■ **Supplied material**:

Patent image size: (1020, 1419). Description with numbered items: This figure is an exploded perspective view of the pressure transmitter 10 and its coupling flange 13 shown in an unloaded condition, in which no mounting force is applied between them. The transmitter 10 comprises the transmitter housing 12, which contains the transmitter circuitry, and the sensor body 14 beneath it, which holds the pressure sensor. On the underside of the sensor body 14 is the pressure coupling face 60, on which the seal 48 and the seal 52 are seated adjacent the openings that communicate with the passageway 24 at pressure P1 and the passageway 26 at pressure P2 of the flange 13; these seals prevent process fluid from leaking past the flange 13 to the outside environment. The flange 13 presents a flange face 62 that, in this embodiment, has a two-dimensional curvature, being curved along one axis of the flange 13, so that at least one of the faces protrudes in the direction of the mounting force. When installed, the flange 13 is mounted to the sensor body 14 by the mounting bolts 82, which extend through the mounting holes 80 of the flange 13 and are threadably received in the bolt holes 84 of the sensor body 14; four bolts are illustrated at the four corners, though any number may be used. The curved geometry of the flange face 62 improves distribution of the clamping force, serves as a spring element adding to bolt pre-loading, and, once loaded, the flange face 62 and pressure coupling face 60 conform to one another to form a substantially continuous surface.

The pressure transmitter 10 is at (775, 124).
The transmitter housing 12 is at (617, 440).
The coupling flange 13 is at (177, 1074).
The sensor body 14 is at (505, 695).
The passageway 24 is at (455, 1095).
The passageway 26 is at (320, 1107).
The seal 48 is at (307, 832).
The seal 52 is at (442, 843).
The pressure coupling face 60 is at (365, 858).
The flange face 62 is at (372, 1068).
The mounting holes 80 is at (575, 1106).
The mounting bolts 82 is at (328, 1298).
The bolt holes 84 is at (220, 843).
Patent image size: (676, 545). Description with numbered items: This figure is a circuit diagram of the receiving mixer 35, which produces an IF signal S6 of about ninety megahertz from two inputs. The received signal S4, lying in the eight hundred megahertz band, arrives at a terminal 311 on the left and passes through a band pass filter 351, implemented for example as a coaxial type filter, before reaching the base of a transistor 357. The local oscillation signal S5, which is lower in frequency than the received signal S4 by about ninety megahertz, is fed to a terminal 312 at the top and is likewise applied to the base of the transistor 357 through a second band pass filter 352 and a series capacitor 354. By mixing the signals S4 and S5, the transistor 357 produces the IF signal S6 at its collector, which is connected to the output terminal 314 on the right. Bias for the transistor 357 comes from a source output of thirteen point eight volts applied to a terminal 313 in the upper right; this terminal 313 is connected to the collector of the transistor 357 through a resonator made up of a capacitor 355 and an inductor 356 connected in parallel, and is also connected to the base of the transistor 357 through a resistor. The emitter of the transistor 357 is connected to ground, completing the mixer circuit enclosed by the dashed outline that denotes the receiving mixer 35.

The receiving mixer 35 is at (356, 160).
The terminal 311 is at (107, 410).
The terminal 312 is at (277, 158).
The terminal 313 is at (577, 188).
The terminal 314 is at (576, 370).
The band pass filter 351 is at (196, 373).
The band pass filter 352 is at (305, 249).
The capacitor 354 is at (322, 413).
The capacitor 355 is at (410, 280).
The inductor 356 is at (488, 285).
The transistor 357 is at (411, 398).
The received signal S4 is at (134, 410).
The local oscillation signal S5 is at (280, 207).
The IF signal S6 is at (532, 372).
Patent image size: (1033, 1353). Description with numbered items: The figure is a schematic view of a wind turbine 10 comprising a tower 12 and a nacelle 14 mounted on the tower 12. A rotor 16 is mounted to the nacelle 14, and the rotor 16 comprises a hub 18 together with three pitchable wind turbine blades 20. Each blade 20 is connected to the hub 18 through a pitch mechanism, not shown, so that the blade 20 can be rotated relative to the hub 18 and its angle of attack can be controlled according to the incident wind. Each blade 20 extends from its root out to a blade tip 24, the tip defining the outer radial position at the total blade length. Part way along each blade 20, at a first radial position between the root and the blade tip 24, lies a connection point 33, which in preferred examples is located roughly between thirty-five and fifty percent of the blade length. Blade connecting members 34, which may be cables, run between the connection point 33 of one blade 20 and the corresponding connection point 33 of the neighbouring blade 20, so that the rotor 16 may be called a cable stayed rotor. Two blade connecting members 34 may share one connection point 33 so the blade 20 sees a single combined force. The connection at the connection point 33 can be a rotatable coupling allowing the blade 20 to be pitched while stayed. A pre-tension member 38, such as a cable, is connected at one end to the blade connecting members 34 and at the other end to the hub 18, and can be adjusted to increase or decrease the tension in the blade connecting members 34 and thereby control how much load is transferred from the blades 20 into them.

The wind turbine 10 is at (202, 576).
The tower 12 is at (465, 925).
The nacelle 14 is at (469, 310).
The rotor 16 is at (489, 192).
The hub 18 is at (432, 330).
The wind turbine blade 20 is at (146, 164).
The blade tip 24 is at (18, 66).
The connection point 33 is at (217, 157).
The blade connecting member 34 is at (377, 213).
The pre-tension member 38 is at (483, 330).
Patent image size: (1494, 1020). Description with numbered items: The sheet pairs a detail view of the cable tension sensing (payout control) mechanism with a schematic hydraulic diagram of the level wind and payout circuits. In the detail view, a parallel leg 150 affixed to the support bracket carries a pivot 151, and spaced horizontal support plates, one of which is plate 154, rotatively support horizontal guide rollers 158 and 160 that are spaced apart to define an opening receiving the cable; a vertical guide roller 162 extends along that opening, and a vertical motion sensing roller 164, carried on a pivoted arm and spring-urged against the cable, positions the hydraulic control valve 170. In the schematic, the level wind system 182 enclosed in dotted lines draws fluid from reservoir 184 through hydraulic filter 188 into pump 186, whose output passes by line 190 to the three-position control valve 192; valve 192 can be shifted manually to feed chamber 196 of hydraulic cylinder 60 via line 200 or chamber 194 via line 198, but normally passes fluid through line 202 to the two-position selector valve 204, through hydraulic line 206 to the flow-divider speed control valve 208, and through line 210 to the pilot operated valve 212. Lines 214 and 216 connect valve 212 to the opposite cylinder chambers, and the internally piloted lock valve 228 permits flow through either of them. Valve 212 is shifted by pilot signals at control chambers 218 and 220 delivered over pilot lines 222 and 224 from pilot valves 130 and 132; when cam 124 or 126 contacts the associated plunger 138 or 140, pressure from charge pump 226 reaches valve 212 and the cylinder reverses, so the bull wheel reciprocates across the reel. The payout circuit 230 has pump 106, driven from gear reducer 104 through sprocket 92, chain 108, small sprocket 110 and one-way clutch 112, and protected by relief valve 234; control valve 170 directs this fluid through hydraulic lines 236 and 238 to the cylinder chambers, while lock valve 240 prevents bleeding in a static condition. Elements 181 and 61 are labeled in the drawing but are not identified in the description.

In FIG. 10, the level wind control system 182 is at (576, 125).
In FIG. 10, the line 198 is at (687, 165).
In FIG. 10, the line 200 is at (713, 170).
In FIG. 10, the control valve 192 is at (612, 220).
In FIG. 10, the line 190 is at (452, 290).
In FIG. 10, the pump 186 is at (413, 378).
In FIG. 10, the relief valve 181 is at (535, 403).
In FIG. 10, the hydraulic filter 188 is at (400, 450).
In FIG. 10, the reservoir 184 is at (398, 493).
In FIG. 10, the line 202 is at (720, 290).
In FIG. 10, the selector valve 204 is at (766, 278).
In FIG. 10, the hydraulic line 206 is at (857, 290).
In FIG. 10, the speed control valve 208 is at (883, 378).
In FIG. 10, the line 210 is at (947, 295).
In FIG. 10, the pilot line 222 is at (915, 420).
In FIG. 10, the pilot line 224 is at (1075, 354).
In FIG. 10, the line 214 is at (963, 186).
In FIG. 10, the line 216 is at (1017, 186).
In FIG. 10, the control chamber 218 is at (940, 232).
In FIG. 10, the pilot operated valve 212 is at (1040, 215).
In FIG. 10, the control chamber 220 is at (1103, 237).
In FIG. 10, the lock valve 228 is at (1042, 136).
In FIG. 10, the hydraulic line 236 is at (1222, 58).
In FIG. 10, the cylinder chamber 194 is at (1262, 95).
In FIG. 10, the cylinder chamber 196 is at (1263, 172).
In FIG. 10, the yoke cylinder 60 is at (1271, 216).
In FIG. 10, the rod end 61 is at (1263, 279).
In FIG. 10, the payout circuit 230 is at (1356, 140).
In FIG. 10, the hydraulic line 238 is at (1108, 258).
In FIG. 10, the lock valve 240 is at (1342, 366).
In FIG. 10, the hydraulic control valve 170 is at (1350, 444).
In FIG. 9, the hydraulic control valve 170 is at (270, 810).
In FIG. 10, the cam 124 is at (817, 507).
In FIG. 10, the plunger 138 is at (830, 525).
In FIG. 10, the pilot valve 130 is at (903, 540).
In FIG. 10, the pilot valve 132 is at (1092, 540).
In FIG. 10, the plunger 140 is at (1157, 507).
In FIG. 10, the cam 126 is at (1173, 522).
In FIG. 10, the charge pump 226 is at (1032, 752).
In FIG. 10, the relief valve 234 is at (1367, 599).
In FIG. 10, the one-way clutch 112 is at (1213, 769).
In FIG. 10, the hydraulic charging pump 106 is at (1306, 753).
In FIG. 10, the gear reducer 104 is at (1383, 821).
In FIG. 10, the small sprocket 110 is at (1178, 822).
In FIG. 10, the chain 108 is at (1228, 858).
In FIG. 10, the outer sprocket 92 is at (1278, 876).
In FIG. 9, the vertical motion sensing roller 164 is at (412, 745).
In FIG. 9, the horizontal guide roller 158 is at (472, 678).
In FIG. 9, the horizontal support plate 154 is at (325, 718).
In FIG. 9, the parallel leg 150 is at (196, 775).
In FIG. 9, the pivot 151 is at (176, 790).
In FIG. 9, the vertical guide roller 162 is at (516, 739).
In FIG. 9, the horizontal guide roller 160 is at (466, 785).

■ **Objective**:
Put the listing, from its start up to and including the line with "The seal 52 is at (442, 843).", into a two-column CSV with the headers "text" and "answer". Each row holds one text and the answer that follows it, each in a single quoted field with line breaks turned into spaces.

■ **Worked solution**:
text,answer
"Patent image size: (1020, 1419). Description with numbered items: This figure is an exploded perspective view of the pressure transmitter 10 and its coupling flange 13 shown in an unloaded condition, in which no mounting force is applied between them. The transmitter 10 comprises the transmitter housing 12, which contains the transmitter circuitry, and the sensor body 14 beneath it, which holds the pressure sensor. On the underside of the sensor body 14 is the pressure coupling face 60, on which the seal 48 and the seal 52 are seated adjacent the openings that communicate with the passageway 24 at pressure P1 and the passageway 26 at pressure P2 of the flange 13; these seals prevent process fluid from leaking past the flange 13 to the outside environment. The flange 13 presents a flange face 62 that, in this embodiment, has a two-dimensional curvature, being curved along one axis of the flange 13, so that at least one of the faces protrudes in the direction of the mounting force. When installed, the flange 13 is mounted to the sensor body 14 by the mounting bolts 82, which extend through the mounting holes 80 of the flange 13 and are threadably received in the bolt holes 84 of the sensor body 14; four bolts are illustrated at the four corners, though any number may be used. The curved geometry of the flange face 62 improves distribution of the clamping force, serves as a spring element adding to bolt pre-loading, and, once loaded, the flange face 62 and pressure coupling face 60 conform to one another to form a substantially continuous surface.","The pressure transmitter 10 is at (775, 124). The transmitter housing 12 is at (617, 440). The coupling flange 13 is at (177, 1074). The sensor body 14 is at (505, 695). The passageway 24 is at (455, 1095). The passageway 26 is at (320, 1107). The seal 48 is at (307, 832). The seal 52 is at (442, 843)."